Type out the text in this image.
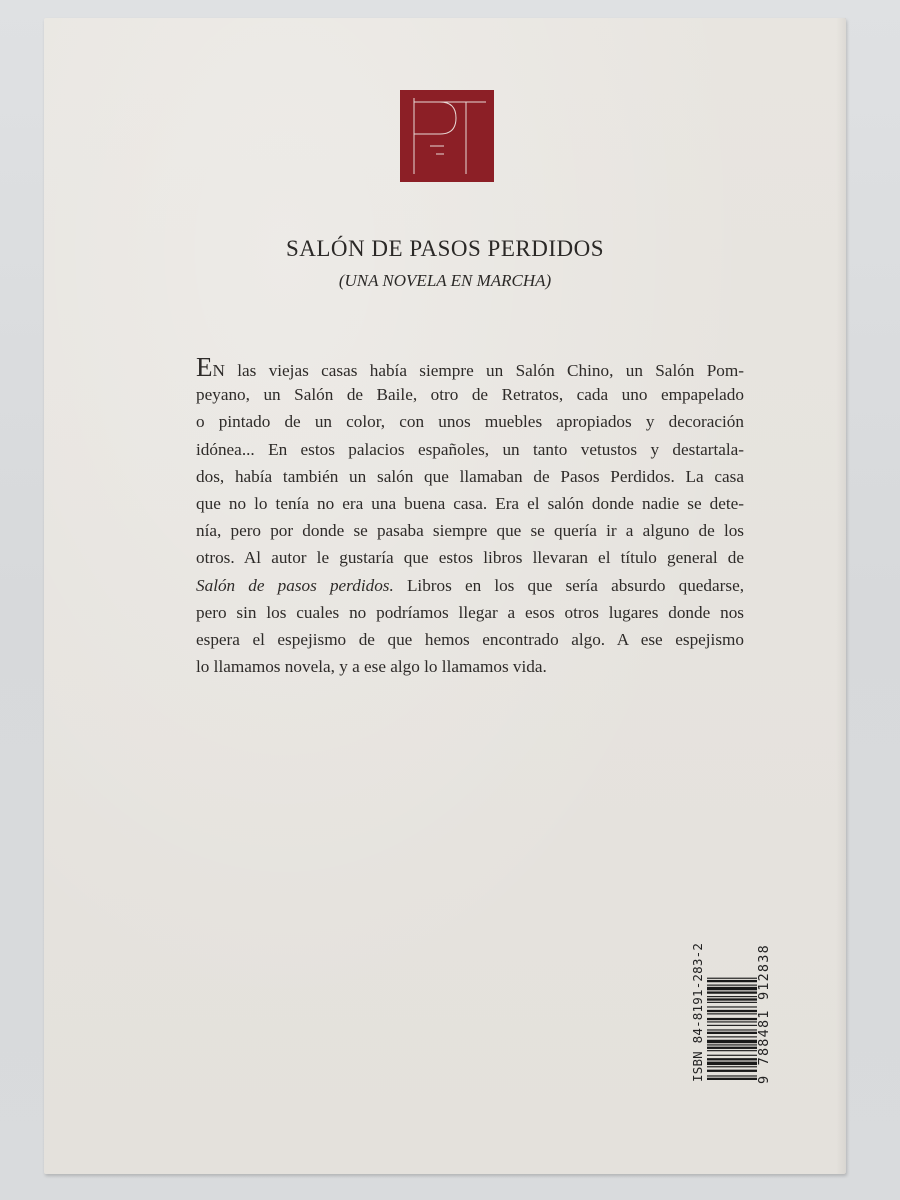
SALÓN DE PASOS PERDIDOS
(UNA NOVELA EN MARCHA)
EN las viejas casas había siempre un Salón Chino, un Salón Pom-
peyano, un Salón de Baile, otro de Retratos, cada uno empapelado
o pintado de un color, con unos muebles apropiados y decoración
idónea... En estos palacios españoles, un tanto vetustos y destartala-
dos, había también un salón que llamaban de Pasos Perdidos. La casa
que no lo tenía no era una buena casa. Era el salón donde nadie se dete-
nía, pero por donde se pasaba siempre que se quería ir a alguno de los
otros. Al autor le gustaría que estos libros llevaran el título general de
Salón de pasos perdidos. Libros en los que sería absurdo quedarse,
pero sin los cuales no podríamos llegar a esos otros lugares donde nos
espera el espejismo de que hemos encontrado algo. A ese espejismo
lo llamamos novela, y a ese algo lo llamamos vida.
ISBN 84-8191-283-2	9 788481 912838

▶ [Your goal]: What is the number of lines that hold the string "siempre"? Give it alone.

▶ [Response below]: 2